[Data extracted from a collection]
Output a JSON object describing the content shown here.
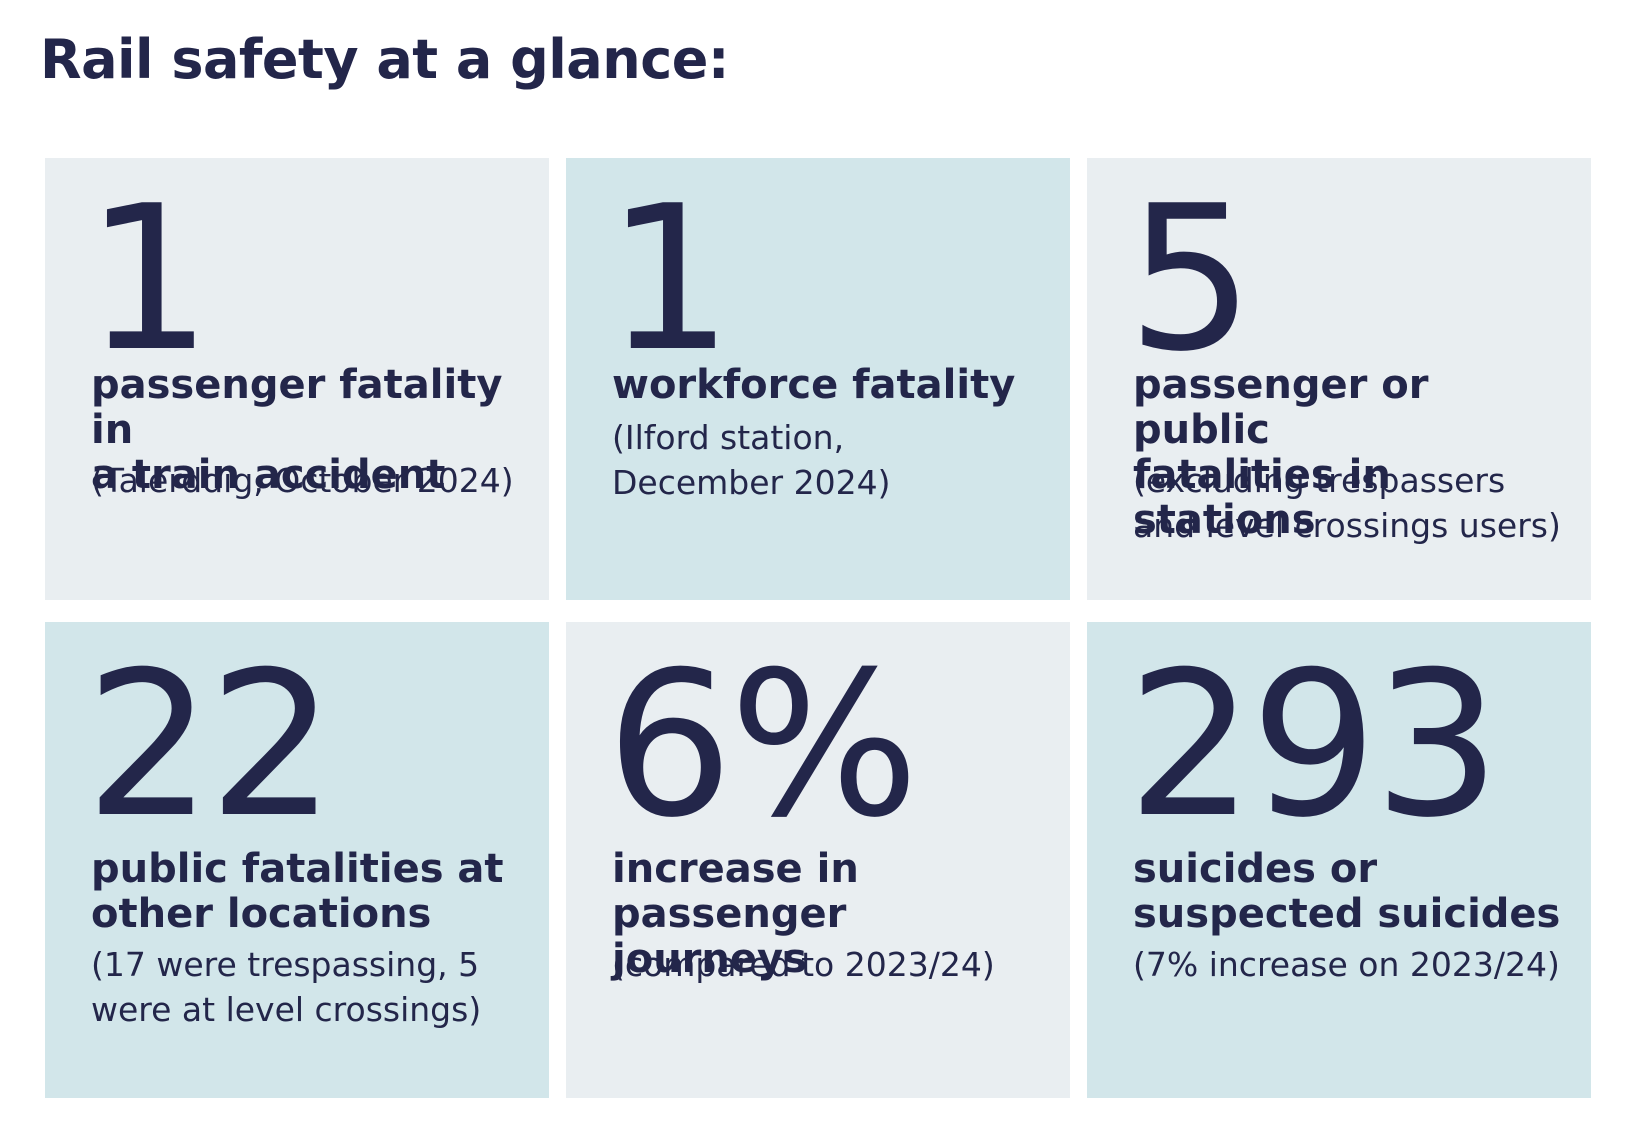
{
  "title": "Rail safety at a glance:",
  "stats": [
    {
      "value": "1",
      "label": "passenger fatality in\na train accident",
      "note": "(Talerddig, October 2024)",
      "color": "#e9eef1"
    },
    {
      "value": "1",
      "label": "workforce fatality",
      "note": "(Ilford station,\nDecember 2024)",
      "color": "#d2e6ea"
    },
    {
      "value": "5",
      "label": "passenger or public\nfatalities in stations",
      "note": "(excluding trespassers\nand level crossings users)",
      "color": "#e9eef1"
    },
    {
      "value": "22",
      "label": "public fatalities at\nother locations",
      "note": "(17 were trespassing, 5\nwere at level crossings)",
      "color": "#d2e6ea"
    },
    {
      "value": "6%",
      "label": "increase in\npassenger journeys",
      "note": "(compared to 2023/24)",
      "color": "#e9eef1"
    },
    {
      "value": "293",
      "label": "suicides or\nsuspected suicides",
      "note": "(7% increase on 2023/24)",
      "color": "#d2e6ea"
    }
  ],
  "colors": {
    "text": "#23264a",
    "card_light": "#e9eef1",
    "card_teal": "#d2e6ea",
    "background": "#ffffff"
  }
}
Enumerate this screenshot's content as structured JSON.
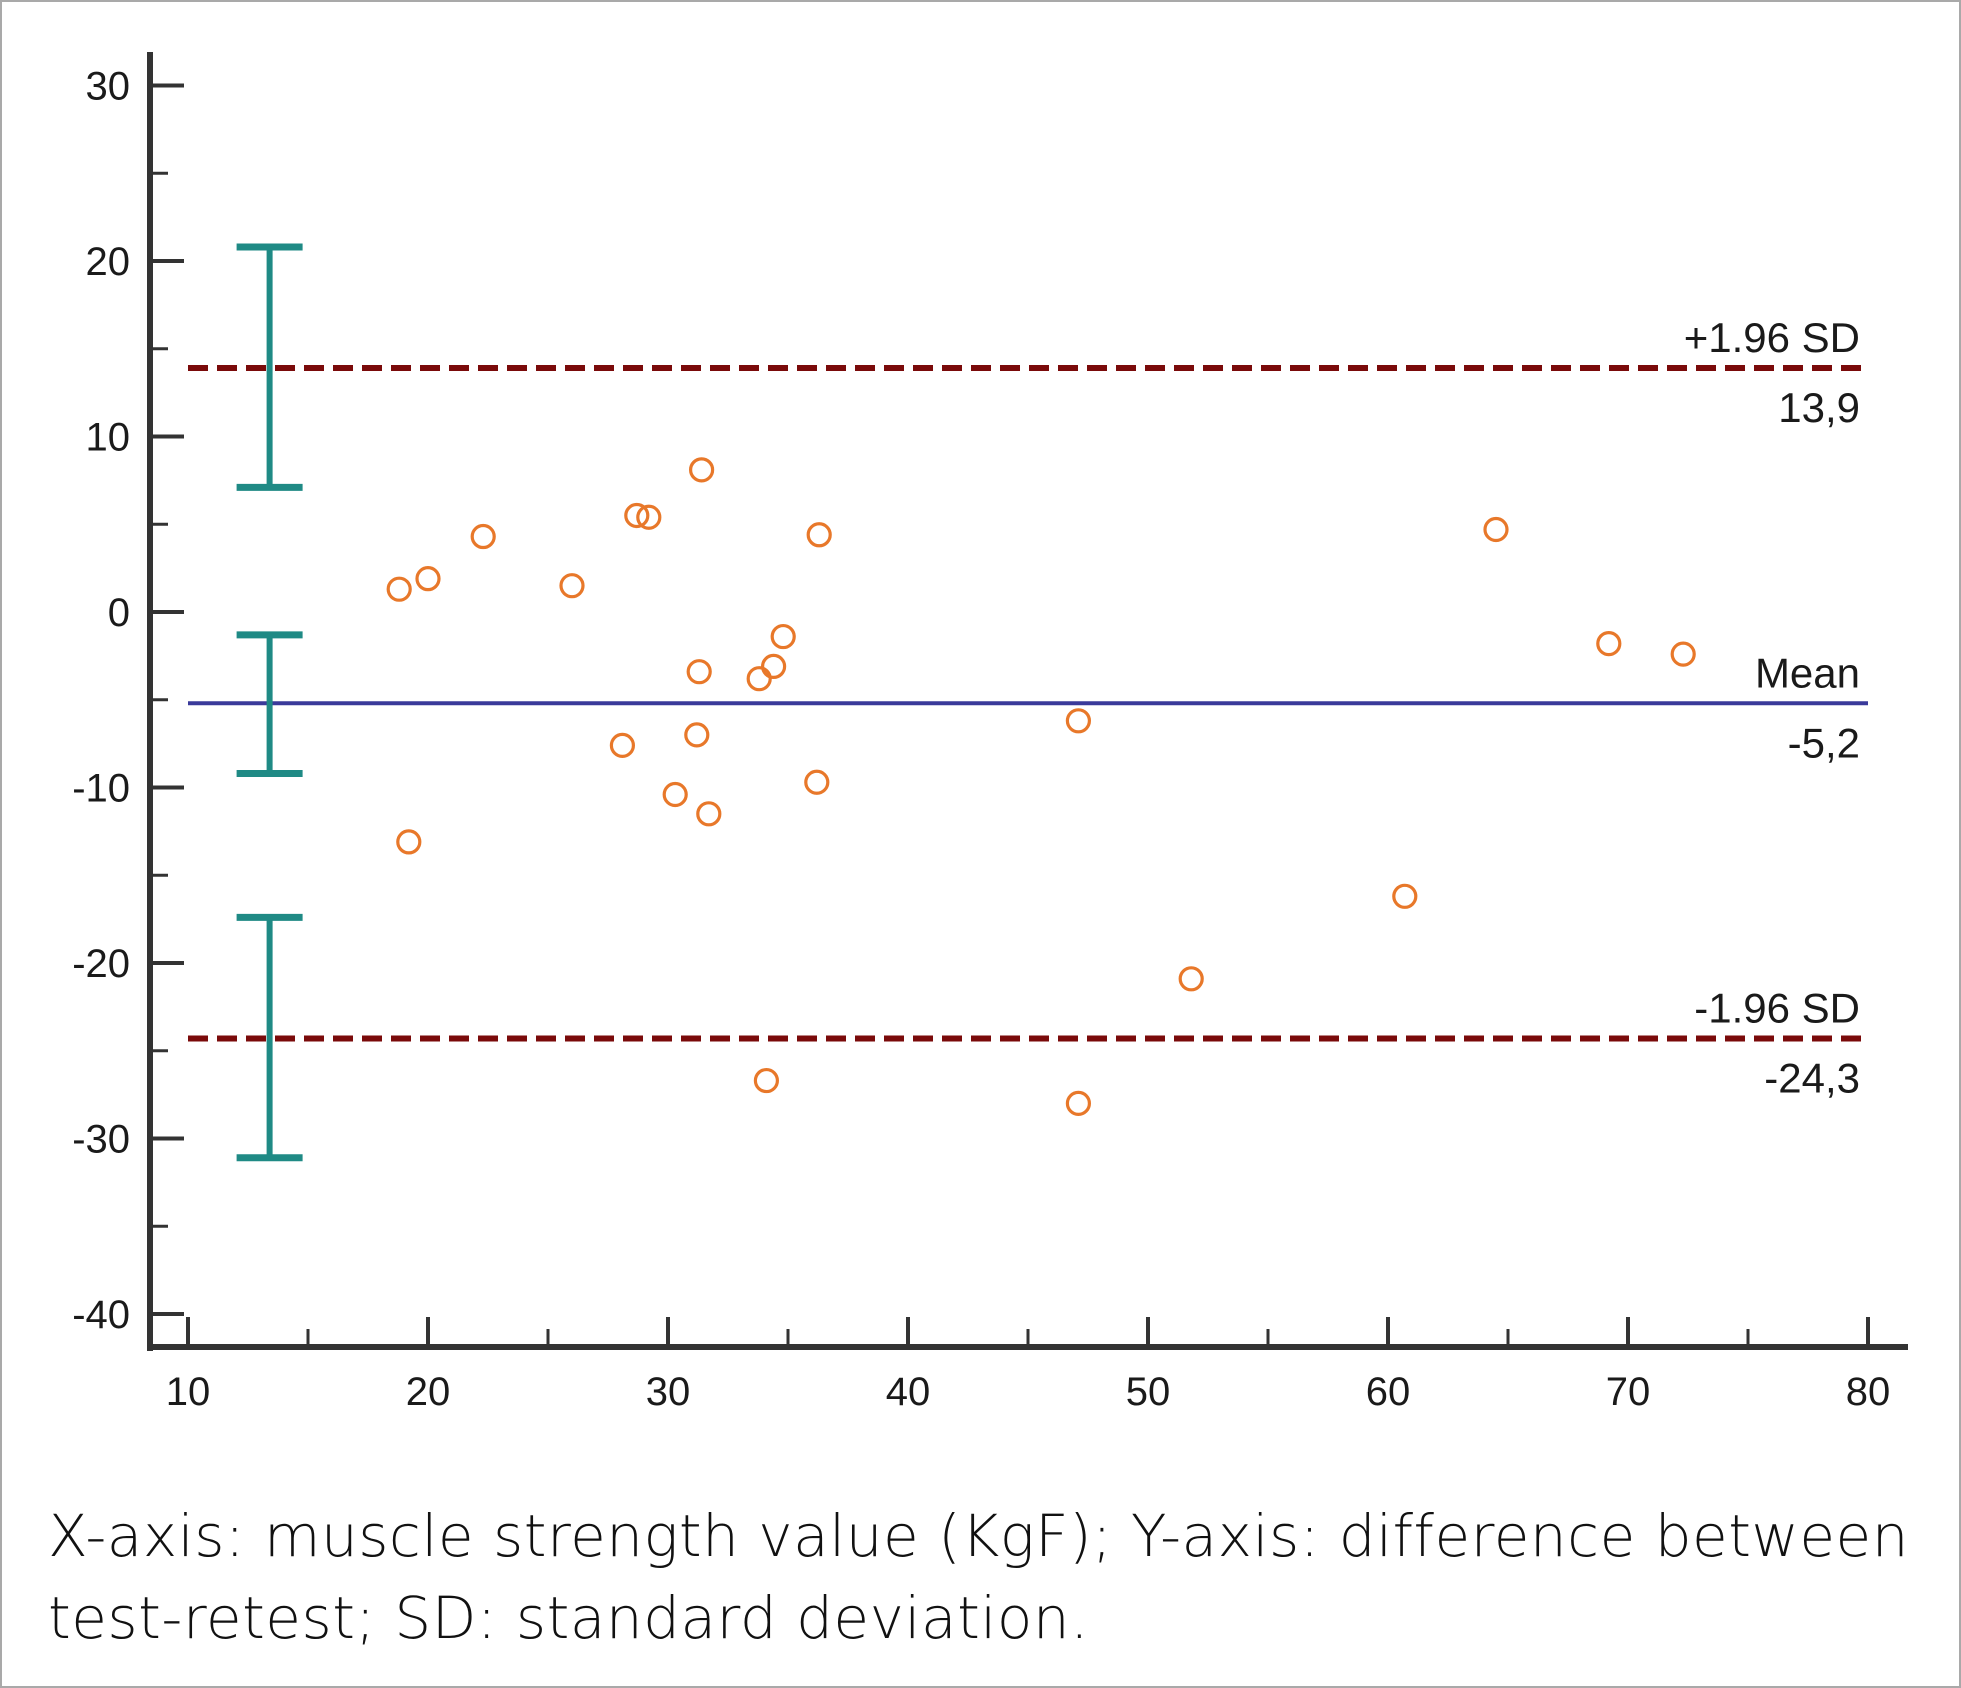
{
  "chart_data": {
    "type": "scatter",
    "subtype": "bland-altman",
    "title": "",
    "xlabel": "",
    "ylabel": "",
    "xlim": [
      10,
      80
    ],
    "ylim": [
      -40,
      30
    ],
    "x_ticks": [
      10,
      20,
      30,
      40,
      50,
      60,
      70,
      80
    ],
    "y_ticks": [
      30,
      20,
      10,
      0,
      -10,
      -20,
      -30,
      -40
    ],
    "x_tick_labels": [
      "10",
      "20",
      "30",
      "40",
      "50",
      "60",
      "70",
      "80"
    ],
    "y_tick_labels": [
      "30",
      "20",
      "10",
      "0",
      "-10",
      "-20",
      "-30",
      "-40"
    ],
    "grid": false,
    "points": {
      "name": "differences",
      "marker": "open-circle",
      "color": "#e8782a",
      "x": [
        18.8,
        20.0,
        22.3,
        26.0,
        28.7,
        29.2,
        31.4,
        36.3,
        34.8,
        31.3,
        34.4,
        33.8,
        28.1,
        31.2,
        30.3,
        31.7,
        36.2,
        19.2,
        34.1,
        47.1,
        47.1,
        51.8,
        60.7,
        64.5,
        69.2,
        72.3
      ],
      "y": [
        1.3,
        1.9,
        4.3,
        1.5,
        5.5,
        5.4,
        8.1,
        4.4,
        -1.4,
        -3.4,
        -3.1,
        -3.8,
        -7.6,
        -7.0,
        -10.4,
        -11.5,
        -9.7,
        -13.1,
        -26.7,
        -28.0,
        -6.2,
        -20.9,
        -16.2,
        4.7,
        -1.8,
        -2.4
      ]
    },
    "reference_lines": [
      {
        "name": "upper-loa",
        "label": "+1.96 SD",
        "value_label": "13,9",
        "value": 13.9,
        "style": "dashed",
        "color": "#7a0a0a"
      },
      {
        "name": "mean",
        "label": "Mean",
        "value_label": "-5,2",
        "value": -5.2,
        "style": "solid",
        "color": "#3a3a9a"
      },
      {
        "name": "lower-loa",
        "label": "-1.96 SD",
        "value_label": "-24,3",
        "value": -24.3,
        "style": "dashed",
        "color": "#7a0a0a"
      }
    ],
    "confidence_intervals": {
      "color": "#1f8a85",
      "x": 13.4,
      "intervals": [
        {
          "name": "upper-loa-ci",
          "low": 7.1,
          "high": 20.8
        },
        {
          "name": "mean-ci",
          "low": -9.2,
          "high": -1.3
        },
        {
          "name": "lower-loa-ci",
          "low": -31.1,
          "high": -17.4
        }
      ]
    }
  },
  "caption": {
    "line1": "X-axis: muscle strength value (KgF); Y-axis: difference between",
    "line2": "test-retest; SD: standard deviation."
  }
}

> **YOUR GOAL**: The entries above are to be returned exactly, without their pictures.

> **THE COMPLETED TASK**:
Output a JSON object describing the content shown here.
{
  "title": "Rail safety at a glance:",
  "stats": [
    {
      "value": "1",
      "label": "passenger fatality in\na train accident",
      "note": "(Talerddig, October 2024)",
      "color": "#e9eef1"
    },
    {
      "value": "1",
      "label": "workforce fatality",
      "note": "(Ilford station,\nDecember 2024)",
      "color": "#d2e6ea"
    },
    {
      "value": "5",
      "label": "passenger or public\nfatalities in stations",
      "note": "(excluding trespassers\nand level crossings users)",
      "color": "#e9eef1"
    },
    {
      "value": "22",
      "label": "public fatalities at\nother locations",
      "note": "(17 were trespassing, 5\nwere at level crossings)",
      "color": "#d2e6ea"
    },
    {
      "value": "6%",
      "label": "increase in\npassenger journeys",
      "note": "(compared to 2023/24)",
      "color": "#e9eef1"
    },
    {
      "value": "293",
      "label": "suicides or\nsuspected suicides",
      "note": "(7% increase on 2023/24)",
      "color": "#d2e6ea"
    }
  ],
  "colors": {
    "text": "#23264a",
    "card_light": "#e9eef1",
    "card_teal": "#d2e6ea",
    "background": "#ffffff"
  }
}
Enumerate this screenshot's content as structured JSON.
{
  "chart_data": {
    "type": "scatter",
    "subtype": "bland-altman",
    "title": "",
    "xlabel": "",
    "ylabel": "",
    "xlim": [
      10,
      80
    ],
    "ylim": [
      -40,
      30
    ],
    "x_ticks": [
      10,
      20,
      30,
      40,
      50,
      60,
      70,
      80
    ],
    "y_ticks": [
      30,
      20,
      10,
      0,
      -10,
      -20,
      -30,
      -40
    ],
    "x_tick_labels": [
      "10",
      "20",
      "30",
      "40",
      "50",
      "60",
      "70",
      "80"
    ],
    "y_tick_labels": [
      "30",
      "20",
      "10",
      "0",
      "-10",
      "-20",
      "-30",
      "-40"
    ],
    "grid": false,
    "points": {
      "name": "differences",
      "marker": "open-circle",
      "color": "#e8782a",
      "x": [
        18.8,
        20.0,
        22.3,
        26.0,
        28.7,
        29.2,
        31.4,
        36.3,
        34.8,
        31.3,
        34.4,
        33.8,
        28.1,
        31.2,
        30.3,
        31.7,
        36.2,
        19.2,
        34.1,
        47.1,
        47.1,
        51.8,
        60.7,
        64.5,
        69.2,
        72.3
      ],
      "y": [
        1.3,
        1.9,
        4.3,
        1.5,
        5.5,
        5.4,
        8.1,
        4.4,
        -1.4,
        -3.4,
        -3.1,
        -3.8,
        -7.6,
        -7.0,
        -10.4,
        -11.5,
        -9.7,
        -13.1,
        -26.7,
        -28.0,
        -6.2,
        -20.9,
        -16.2,
        4.7,
        -1.8,
        -2.4
      ]
    },
    "reference_lines": [
      {
        "name": "upper-loa",
        "label": "+1.96 SD",
        "value_label": "13,9",
        "value": 13.9,
        "style": "dashed",
        "color": "#7a0a0a"
      },
      {
        "name": "mean",
        "label": "Mean",
        "value_label": "-5,2",
        "value": -5.2,
        "style": "solid",
        "color": "#3a3a9a"
      },
      {
        "name": "lower-loa",
        "label": "-1.96 SD",
        "value_label": "-24,3",
        "value": -24.3,
        "style": "dashed",
        "color": "#7a0a0a"
      }
    ],
    "confidence_intervals": {
      "color": "#1f8a85",
      "x": 13.4,
      "intervals": [
        {
          "name": "upper-loa-ci",
          "low": 7.1,
          "high": 20.8
        },
        {
          "name": "mean-ci",
          "low": -9.2,
          "high": -1.3
        },
        {
          "name": "lower-loa-ci",
          "low": -31.1,
          "high": -17.4
        }
      ]
    }
  },
  "caption": {
    "line1": "X-axis: muscle strength value (KgF); Y-axis: difference between",
    "line2": "test-retest; SD: standard deviation."
  }
}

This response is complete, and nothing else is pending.